(SUPPLIED ENTRIES):
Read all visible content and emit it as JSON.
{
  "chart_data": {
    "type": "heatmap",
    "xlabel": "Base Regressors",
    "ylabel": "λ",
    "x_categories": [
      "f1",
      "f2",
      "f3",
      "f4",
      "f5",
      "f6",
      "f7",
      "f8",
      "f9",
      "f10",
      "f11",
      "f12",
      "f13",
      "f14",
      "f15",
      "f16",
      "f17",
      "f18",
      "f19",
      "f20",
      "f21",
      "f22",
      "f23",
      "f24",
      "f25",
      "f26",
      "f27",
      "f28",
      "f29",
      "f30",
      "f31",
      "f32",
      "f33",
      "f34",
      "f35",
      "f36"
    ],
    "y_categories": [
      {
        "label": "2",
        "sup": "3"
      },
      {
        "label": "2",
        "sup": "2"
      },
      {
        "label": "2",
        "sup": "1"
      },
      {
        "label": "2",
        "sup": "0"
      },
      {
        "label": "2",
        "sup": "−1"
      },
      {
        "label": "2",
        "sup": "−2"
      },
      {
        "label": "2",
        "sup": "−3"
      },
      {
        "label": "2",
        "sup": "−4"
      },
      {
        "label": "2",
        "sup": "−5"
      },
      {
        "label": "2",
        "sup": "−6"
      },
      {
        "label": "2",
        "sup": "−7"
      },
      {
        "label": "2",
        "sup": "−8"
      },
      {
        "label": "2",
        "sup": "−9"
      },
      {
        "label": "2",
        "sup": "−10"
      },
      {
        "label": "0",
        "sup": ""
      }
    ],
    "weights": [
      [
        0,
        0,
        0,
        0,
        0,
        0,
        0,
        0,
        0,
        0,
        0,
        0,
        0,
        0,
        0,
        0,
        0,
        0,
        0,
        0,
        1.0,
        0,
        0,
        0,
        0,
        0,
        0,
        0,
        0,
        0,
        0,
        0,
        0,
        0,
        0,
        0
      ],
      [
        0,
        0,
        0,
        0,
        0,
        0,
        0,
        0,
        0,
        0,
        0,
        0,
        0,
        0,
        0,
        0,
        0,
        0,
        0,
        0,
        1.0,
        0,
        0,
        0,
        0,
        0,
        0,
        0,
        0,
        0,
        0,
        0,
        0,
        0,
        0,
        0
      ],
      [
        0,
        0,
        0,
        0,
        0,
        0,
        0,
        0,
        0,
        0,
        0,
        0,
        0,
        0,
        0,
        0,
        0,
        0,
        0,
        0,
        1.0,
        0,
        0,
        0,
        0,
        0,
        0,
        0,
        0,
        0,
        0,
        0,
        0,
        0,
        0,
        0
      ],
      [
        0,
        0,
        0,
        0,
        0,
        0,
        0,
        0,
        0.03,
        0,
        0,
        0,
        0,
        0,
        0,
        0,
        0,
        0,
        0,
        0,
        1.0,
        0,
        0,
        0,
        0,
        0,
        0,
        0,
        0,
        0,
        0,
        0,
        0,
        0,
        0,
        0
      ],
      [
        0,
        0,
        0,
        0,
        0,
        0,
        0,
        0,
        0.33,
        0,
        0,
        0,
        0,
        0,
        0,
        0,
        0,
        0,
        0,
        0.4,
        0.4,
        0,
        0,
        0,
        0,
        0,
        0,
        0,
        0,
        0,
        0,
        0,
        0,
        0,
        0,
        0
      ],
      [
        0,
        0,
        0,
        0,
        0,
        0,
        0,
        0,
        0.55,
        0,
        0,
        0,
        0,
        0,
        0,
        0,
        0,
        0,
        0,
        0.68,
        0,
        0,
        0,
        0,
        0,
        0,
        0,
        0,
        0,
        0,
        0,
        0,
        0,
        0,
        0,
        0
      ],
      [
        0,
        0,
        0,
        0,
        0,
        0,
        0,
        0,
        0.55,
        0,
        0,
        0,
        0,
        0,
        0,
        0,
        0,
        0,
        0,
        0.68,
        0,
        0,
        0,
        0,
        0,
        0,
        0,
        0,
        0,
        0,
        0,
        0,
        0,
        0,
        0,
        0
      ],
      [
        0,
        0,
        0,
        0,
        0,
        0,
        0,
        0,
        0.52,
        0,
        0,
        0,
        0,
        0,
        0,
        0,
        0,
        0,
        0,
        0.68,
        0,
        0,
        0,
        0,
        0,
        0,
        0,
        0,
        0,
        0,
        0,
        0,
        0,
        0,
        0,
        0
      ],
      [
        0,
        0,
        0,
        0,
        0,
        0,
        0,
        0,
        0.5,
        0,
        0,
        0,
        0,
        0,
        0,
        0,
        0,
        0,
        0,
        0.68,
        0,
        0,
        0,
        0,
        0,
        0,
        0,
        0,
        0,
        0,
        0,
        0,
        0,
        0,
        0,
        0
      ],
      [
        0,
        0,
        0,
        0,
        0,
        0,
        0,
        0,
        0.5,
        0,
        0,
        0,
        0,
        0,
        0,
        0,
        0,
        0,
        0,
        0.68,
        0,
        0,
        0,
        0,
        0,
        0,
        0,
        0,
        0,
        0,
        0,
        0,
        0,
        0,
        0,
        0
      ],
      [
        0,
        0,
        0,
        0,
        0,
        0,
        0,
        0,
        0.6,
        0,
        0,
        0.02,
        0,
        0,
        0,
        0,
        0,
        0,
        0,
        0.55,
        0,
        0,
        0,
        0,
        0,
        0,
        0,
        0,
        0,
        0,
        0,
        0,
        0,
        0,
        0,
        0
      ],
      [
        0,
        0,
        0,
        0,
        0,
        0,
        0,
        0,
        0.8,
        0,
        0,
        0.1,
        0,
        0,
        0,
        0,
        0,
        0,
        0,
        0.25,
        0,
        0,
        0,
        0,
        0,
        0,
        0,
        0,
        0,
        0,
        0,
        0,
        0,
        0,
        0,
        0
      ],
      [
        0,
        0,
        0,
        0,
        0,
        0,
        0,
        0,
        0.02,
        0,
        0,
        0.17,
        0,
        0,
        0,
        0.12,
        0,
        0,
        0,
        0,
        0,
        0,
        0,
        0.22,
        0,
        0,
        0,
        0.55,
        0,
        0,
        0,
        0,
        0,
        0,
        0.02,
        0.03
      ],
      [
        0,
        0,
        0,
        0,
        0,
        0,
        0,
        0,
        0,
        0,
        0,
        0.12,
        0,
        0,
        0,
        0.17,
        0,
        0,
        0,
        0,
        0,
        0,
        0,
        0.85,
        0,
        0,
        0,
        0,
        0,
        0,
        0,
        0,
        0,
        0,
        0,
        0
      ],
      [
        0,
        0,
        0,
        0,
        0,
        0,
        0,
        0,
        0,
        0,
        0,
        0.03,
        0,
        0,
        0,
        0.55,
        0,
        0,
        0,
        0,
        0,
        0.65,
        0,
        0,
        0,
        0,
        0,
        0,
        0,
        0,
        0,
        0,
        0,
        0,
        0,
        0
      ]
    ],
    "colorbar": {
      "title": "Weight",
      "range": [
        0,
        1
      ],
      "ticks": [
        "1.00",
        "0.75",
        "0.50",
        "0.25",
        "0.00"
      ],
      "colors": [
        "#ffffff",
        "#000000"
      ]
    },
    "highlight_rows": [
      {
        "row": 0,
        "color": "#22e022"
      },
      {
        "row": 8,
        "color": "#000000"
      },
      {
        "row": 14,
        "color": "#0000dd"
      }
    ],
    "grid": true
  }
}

(TASK PROMPT):
Give an exact copy of all the data shown above.

(ANSWER TO THE EXERCISE):
Read all visible content and emit it as JSON.
{
  "chart_data": {
    "type": "heatmap",
    "xlabel": "Base Regressors",
    "ylabel": "λ",
    "x_categories": [
      "f1",
      "f2",
      "f3",
      "f4",
      "f5",
      "f6",
      "f7",
      "f8",
      "f9",
      "f10",
      "f11",
      "f12",
      "f13",
      "f14",
      "f15",
      "f16",
      "f17",
      "f18",
      "f19",
      "f20",
      "f21",
      "f22",
      "f23",
      "f24",
      "f25",
      "f26",
      "f27",
      "f28",
      "f29",
      "f30",
      "f31",
      "f32",
      "f33",
      "f34",
      "f35",
      "f36"
    ],
    "y_categories": [
      {
        "label": "2",
        "sup": "3"
      },
      {
        "label": "2",
        "sup": "2"
      },
      {
        "label": "2",
        "sup": "1"
      },
      {
        "label": "2",
        "sup": "0"
      },
      {
        "label": "2",
        "sup": "−1"
      },
      {
        "label": "2",
        "sup": "−2"
      },
      {
        "label": "2",
        "sup": "−3"
      },
      {
        "label": "2",
        "sup": "−4"
      },
      {
        "label": "2",
        "sup": "−5"
      },
      {
        "label": "2",
        "sup": "−6"
      },
      {
        "label": "2",
        "sup": "−7"
      },
      {
        "label": "2",
        "sup": "−8"
      },
      {
        "label": "2",
        "sup": "−9"
      },
      {
        "label": "2",
        "sup": "−10"
      },
      {
        "label": "0",
        "sup": ""
      }
    ],
    "weights": [
      [
        0,
        0,
        0,
        0,
        0,
        0,
        0,
        0,
        0,
        0,
        0,
        0,
        0,
        0,
        0,
        0,
        0,
        0,
        0,
        0,
        1.0,
        0,
        0,
        0,
        0,
        0,
        0,
        0,
        0,
        0,
        0,
        0,
        0,
        0,
        0,
        0
      ],
      [
        0,
        0,
        0,
        0,
        0,
        0,
        0,
        0,
        0,
        0,
        0,
        0,
        0,
        0,
        0,
        0,
        0,
        0,
        0,
        0,
        1.0,
        0,
        0,
        0,
        0,
        0,
        0,
        0,
        0,
        0,
        0,
        0,
        0,
        0,
        0,
        0
      ],
      [
        0,
        0,
        0,
        0,
        0,
        0,
        0,
        0,
        0,
        0,
        0,
        0,
        0,
        0,
        0,
        0,
        0,
        0,
        0,
        0,
        1.0,
        0,
        0,
        0,
        0,
        0,
        0,
        0,
        0,
        0,
        0,
        0,
        0,
        0,
        0,
        0
      ],
      [
        0,
        0,
        0,
        0,
        0,
        0,
        0,
        0,
        0.03,
        0,
        0,
        0,
        0,
        0,
        0,
        0,
        0,
        0,
        0,
        0,
        1.0,
        0,
        0,
        0,
        0,
        0,
        0,
        0,
        0,
        0,
        0,
        0,
        0,
        0,
        0,
        0
      ],
      [
        0,
        0,
        0,
        0,
        0,
        0,
        0,
        0,
        0.33,
        0,
        0,
        0,
        0,
        0,
        0,
        0,
        0,
        0,
        0,
        0.4,
        0.4,
        0,
        0,
        0,
        0,
        0,
        0,
        0,
        0,
        0,
        0,
        0,
        0,
        0,
        0,
        0
      ],
      [
        0,
        0,
        0,
        0,
        0,
        0,
        0,
        0,
        0.55,
        0,
        0,
        0,
        0,
        0,
        0,
        0,
        0,
        0,
        0,
        0.68,
        0,
        0,
        0,
        0,
        0,
        0,
        0,
        0,
        0,
        0,
        0,
        0,
        0,
        0,
        0,
        0
      ],
      [
        0,
        0,
        0,
        0,
        0,
        0,
        0,
        0,
        0.55,
        0,
        0,
        0,
        0,
        0,
        0,
        0,
        0,
        0,
        0,
        0.68,
        0,
        0,
        0,
        0,
        0,
        0,
        0,
        0,
        0,
        0,
        0,
        0,
        0,
        0,
        0,
        0
      ],
      [
        0,
        0,
        0,
        0,
        0,
        0,
        0,
        0,
        0.52,
        0,
        0,
        0,
        0,
        0,
        0,
        0,
        0,
        0,
        0,
        0.68,
        0,
        0,
        0,
        0,
        0,
        0,
        0,
        0,
        0,
        0,
        0,
        0,
        0,
        0,
        0,
        0
      ],
      [
        0,
        0,
        0,
        0,
        0,
        0,
        0,
        0,
        0.5,
        0,
        0,
        0,
        0,
        0,
        0,
        0,
        0,
        0,
        0,
        0.68,
        0,
        0,
        0,
        0,
        0,
        0,
        0,
        0,
        0,
        0,
        0,
        0,
        0,
        0,
        0,
        0
      ],
      [
        0,
        0,
        0,
        0,
        0,
        0,
        0,
        0,
        0.5,
        0,
        0,
        0,
        0,
        0,
        0,
        0,
        0,
        0,
        0,
        0.68,
        0,
        0,
        0,
        0,
        0,
        0,
        0,
        0,
        0,
        0,
        0,
        0,
        0,
        0,
        0,
        0
      ],
      [
        0,
        0,
        0,
        0,
        0,
        0,
        0,
        0,
        0.6,
        0,
        0,
        0.02,
        0,
        0,
        0,
        0,
        0,
        0,
        0,
        0.55,
        0,
        0,
        0,
        0,
        0,
        0,
        0,
        0,
        0,
        0,
        0,
        0,
        0,
        0,
        0,
        0
      ],
      [
        0,
        0,
        0,
        0,
        0,
        0,
        0,
        0,
        0.8,
        0,
        0,
        0.1,
        0,
        0,
        0,
        0,
        0,
        0,
        0,
        0.25,
        0,
        0,
        0,
        0,
        0,
        0,
        0,
        0,
        0,
        0,
        0,
        0,
        0,
        0,
        0,
        0
      ],
      [
        0,
        0,
        0,
        0,
        0,
        0,
        0,
        0,
        0.02,
        0,
        0,
        0.17,
        0,
        0,
        0,
        0.12,
        0,
        0,
        0,
        0,
        0,
        0,
        0,
        0.22,
        0,
        0,
        0,
        0.55,
        0,
        0,
        0,
        0,
        0,
        0,
        0.02,
        0.03
      ],
      [
        0,
        0,
        0,
        0,
        0,
        0,
        0,
        0,
        0,
        0,
        0,
        0.12,
        0,
        0,
        0,
        0.17,
        0,
        0,
        0,
        0,
        0,
        0,
        0,
        0.85,
        0,
        0,
        0,
        0,
        0,
        0,
        0,
        0,
        0,
        0,
        0,
        0
      ],
      [
        0,
        0,
        0,
        0,
        0,
        0,
        0,
        0,
        0,
        0,
        0,
        0.03,
        0,
        0,
        0,
        0.55,
        0,
        0,
        0,
        0,
        0,
        0.65,
        0,
        0,
        0,
        0,
        0,
        0,
        0,
        0,
        0,
        0,
        0,
        0,
        0,
        0
      ]
    ],
    "colorbar": {
      "title": "Weight",
      "range": [
        0,
        1
      ],
      "ticks": [
        "1.00",
        "0.75",
        "0.50",
        "0.25",
        "0.00"
      ],
      "colors": [
        "#ffffff",
        "#000000"
      ]
    },
    "highlight_rows": [
      {
        "row": 0,
        "color": "#22e022"
      },
      {
        "row": 8,
        "color": "#000000"
      },
      {
        "row": 14,
        "color": "#0000dd"
      }
    ],
    "grid": true
  }
}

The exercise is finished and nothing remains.